[start]

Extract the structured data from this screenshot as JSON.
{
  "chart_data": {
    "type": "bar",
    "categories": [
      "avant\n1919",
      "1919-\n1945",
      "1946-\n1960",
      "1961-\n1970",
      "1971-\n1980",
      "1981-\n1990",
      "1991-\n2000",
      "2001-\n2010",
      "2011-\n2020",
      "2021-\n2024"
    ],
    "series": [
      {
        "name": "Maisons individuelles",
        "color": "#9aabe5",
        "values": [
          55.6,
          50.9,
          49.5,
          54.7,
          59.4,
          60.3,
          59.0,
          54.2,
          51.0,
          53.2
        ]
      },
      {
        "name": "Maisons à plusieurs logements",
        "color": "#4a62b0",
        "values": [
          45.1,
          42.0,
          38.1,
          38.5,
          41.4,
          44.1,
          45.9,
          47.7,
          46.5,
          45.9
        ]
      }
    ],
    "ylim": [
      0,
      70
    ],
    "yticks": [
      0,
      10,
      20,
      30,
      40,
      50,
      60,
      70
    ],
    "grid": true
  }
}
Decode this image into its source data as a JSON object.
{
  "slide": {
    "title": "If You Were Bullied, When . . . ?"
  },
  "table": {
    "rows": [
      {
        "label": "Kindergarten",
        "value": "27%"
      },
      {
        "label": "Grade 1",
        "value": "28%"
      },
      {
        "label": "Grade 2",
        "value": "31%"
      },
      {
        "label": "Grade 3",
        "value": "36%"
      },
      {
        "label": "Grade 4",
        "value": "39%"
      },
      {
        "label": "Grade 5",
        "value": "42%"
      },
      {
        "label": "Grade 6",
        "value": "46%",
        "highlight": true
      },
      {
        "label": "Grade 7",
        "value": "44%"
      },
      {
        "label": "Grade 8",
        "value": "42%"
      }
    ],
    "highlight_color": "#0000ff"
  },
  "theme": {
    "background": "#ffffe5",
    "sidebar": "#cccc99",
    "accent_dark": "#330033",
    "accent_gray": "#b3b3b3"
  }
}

[end]

| Problem details |
Filter out all lines lacking the word "JSON" and copy the rest.

| Problem solution |
Extract the structured data from this screenshot as JSON.
Decode this image into its source data as a JSON object.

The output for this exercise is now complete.